## start
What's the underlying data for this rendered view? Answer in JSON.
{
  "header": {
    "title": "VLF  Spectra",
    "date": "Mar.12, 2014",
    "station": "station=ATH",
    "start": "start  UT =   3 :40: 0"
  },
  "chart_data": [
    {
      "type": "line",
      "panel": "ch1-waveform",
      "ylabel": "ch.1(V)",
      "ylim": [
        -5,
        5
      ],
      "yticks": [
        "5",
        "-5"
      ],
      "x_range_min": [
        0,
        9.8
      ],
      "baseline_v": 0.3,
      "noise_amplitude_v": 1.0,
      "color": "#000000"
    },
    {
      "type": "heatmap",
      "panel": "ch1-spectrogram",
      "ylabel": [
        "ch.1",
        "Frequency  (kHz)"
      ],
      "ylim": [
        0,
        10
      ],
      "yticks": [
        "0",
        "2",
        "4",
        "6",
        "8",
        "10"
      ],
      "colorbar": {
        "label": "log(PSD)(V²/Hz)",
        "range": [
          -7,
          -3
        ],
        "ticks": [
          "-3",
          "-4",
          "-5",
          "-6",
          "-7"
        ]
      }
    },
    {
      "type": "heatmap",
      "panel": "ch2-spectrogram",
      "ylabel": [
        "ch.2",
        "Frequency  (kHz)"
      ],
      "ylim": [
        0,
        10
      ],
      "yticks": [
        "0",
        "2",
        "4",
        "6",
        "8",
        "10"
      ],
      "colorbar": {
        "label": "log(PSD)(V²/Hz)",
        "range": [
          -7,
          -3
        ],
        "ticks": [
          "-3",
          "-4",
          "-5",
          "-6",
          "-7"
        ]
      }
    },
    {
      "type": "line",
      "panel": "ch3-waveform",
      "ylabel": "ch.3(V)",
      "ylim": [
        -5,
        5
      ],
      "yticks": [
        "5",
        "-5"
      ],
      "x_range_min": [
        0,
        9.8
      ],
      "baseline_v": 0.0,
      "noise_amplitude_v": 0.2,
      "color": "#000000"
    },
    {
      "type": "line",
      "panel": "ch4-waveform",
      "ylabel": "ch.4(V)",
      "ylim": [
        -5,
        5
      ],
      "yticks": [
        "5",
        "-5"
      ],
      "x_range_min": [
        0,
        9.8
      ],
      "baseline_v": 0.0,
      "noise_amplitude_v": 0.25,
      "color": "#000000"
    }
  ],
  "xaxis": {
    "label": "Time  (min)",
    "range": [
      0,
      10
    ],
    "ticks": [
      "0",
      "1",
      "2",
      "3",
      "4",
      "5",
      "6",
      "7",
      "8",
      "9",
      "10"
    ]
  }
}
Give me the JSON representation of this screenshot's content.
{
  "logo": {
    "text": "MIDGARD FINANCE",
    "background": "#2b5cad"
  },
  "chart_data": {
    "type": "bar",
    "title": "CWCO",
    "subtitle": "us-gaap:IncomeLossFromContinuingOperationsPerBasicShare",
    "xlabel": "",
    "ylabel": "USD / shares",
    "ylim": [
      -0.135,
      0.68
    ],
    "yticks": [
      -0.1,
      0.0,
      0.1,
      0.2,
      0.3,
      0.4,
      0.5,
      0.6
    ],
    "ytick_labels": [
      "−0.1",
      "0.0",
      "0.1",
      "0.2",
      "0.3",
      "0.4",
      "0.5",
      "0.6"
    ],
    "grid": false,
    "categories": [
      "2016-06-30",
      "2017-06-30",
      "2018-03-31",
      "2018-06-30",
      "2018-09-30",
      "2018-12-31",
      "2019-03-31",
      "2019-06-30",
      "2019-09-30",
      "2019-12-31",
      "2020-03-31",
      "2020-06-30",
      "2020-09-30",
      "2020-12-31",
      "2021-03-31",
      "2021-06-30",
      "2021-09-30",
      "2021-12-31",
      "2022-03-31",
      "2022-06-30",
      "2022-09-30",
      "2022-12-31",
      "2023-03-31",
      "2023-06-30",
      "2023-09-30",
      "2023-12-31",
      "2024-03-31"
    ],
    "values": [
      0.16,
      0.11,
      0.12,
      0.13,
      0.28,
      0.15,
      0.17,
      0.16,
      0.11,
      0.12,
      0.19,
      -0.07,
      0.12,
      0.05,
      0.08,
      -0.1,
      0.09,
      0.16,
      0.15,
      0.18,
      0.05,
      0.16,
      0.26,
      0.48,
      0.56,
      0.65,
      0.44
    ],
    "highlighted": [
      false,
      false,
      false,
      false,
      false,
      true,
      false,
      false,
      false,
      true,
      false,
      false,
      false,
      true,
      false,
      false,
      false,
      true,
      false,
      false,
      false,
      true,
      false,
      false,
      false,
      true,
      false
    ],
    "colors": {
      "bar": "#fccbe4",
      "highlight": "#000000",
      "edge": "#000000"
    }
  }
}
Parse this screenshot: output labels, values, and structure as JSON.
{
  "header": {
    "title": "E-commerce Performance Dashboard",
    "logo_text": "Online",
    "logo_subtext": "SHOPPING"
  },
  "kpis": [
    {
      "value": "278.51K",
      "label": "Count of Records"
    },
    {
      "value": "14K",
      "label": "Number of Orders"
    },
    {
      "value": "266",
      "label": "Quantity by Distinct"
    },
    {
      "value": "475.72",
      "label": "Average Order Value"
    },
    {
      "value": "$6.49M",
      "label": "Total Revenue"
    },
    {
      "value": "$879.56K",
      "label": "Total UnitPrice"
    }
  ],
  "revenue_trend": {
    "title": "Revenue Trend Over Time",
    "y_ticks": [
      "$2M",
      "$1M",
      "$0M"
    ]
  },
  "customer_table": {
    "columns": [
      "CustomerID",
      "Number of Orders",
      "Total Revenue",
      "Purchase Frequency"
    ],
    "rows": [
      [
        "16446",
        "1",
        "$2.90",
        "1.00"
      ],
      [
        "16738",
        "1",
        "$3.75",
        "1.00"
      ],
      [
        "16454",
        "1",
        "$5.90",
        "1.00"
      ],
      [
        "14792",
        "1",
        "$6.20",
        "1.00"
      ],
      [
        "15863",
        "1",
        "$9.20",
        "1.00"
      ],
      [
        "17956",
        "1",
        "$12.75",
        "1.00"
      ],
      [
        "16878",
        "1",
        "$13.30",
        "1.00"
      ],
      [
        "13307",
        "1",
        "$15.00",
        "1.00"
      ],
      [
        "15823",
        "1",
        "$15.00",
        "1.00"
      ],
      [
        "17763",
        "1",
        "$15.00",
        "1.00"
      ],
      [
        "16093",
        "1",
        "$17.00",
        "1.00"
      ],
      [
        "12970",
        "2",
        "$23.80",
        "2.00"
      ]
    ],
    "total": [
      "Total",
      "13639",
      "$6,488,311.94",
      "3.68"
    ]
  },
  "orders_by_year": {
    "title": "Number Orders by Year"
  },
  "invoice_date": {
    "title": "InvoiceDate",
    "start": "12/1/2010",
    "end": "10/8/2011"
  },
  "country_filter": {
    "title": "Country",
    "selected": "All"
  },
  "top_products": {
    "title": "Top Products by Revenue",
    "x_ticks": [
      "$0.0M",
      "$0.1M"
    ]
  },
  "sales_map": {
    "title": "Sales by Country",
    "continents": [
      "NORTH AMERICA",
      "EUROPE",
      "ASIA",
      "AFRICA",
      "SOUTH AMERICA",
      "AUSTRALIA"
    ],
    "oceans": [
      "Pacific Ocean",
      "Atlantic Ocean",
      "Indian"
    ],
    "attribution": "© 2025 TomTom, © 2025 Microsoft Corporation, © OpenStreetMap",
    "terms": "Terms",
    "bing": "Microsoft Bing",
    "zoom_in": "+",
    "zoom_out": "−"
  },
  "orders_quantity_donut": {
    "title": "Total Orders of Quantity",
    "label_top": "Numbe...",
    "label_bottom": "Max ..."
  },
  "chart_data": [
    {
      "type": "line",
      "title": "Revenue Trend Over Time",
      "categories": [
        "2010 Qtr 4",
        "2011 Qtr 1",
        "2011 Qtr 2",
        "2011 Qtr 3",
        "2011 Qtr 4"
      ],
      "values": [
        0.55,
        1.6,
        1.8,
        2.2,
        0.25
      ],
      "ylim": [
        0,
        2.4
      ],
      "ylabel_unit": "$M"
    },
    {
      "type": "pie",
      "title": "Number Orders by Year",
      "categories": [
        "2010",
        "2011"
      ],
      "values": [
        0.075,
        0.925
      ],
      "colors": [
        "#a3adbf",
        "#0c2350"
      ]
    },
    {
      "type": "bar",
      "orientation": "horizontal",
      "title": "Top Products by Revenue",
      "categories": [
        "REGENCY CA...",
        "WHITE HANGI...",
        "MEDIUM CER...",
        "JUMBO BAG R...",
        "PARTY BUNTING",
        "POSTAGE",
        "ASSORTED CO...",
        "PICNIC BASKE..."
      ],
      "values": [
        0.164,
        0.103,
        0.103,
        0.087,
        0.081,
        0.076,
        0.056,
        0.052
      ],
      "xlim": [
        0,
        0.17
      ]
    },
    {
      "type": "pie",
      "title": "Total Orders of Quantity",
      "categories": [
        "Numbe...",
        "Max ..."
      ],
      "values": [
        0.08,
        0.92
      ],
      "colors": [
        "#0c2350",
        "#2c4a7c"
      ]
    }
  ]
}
## end
• EXERCISE
Find every line that has "panel" in it, then return those lines.

• EXERCISE RESULT
      "panel": "ch1-waveform",
      "panel": "ch1-spectrogram",
      "panel": "ch2-spectrogram",
      "panel": "ch3-waveform",
      "panel": "ch4-waveform",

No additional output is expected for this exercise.